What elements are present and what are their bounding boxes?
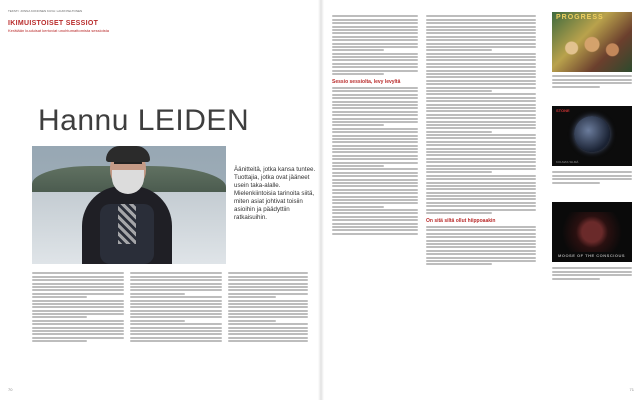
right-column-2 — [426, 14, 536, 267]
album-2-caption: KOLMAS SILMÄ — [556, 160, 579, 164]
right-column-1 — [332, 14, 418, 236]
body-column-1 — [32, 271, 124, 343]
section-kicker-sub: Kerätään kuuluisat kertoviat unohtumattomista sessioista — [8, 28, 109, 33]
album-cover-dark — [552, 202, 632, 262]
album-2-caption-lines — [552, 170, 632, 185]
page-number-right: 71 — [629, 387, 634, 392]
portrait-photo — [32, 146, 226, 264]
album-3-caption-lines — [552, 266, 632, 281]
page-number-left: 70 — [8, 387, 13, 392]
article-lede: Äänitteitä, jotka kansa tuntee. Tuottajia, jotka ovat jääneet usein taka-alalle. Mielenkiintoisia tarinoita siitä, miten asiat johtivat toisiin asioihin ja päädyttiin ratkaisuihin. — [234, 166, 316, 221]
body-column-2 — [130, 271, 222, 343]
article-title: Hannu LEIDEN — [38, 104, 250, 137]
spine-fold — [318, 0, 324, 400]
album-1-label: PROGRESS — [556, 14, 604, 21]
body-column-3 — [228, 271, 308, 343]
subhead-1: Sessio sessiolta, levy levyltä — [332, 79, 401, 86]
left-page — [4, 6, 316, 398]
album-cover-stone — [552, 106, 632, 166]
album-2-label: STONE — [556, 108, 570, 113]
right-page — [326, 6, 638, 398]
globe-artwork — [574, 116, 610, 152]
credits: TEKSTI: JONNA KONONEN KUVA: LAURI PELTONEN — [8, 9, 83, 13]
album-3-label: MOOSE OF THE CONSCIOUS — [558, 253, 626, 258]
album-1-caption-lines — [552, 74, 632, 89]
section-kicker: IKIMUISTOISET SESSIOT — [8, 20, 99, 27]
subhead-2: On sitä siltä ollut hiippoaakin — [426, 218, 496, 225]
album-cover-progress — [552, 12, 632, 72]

..............................

▸ What the exercise asks: Copy all of the entries above verbatim, and leave the picture out of your answer.

▸ Written answer:
What elements are present and what are their bounding boxes?
right-column-2 — [426, 14, 536, 267]
album-2-caption: KOLMAS SILMÄ — [556, 160, 579, 164]
right-column-1 — [332, 14, 418, 236]
body-column-1 — [32, 271, 124, 343]
section-kicker-sub: Kerätään kuuluisat kertoviat unohtumattomista sessioista — [8, 28, 109, 33]
album-cover-dark — [552, 202, 632, 262]
album-2-caption-lines — [552, 170, 632, 185]
page-number-right: 71 — [629, 387, 634, 392]
portrait-photo — [32, 146, 226, 264]
album-3-caption-lines — [552, 266, 632, 281]
page-number-left: 70 — [8, 387, 13, 392]
article-lede: Äänitteitä, jotka kansa tuntee. Tuottajia, jotka ovat jääneet usein taka-alalle. Mielenkiintoisia tarinoita siitä, miten asiat johtivat toisiin asioihin ja päädyttiin ratkaisuihin. — [234, 166, 316, 221]
body-column-2 — [130, 271, 222, 343]
article-title: Hannu LEIDEN — [38, 104, 250, 137]
spine-fold — [318, 0, 324, 400]
album-1-label: PROGRESS — [556, 14, 604, 21]
body-column-3 — [228, 271, 308, 343]
subhead-1: Sessio sessiolta, levy levyltä — [332, 79, 401, 86]
left-page — [4, 6, 316, 398]
album-cover-stone — [552, 106, 632, 166]
album-2-label: STONE — [556, 108, 570, 113]
right-page — [326, 6, 638, 398]
globe-artwork — [574, 116, 610, 152]
credits: TEKSTI: JONNA KONONEN KUVA: LAURI PELTONEN — [8, 9, 83, 13]
album-3-label: MOOSE OF THE CONSCIOUS — [558, 253, 626, 258]
album-1-caption-lines — [552, 74, 632, 89]
section-kicker: IKIMUISTOISET SESSIOT — [8, 20, 99, 27]
subhead-2: On sitä siltä ollut hiippoaakin — [426, 218, 496, 225]
album-cover-progress — [552, 12, 632, 72]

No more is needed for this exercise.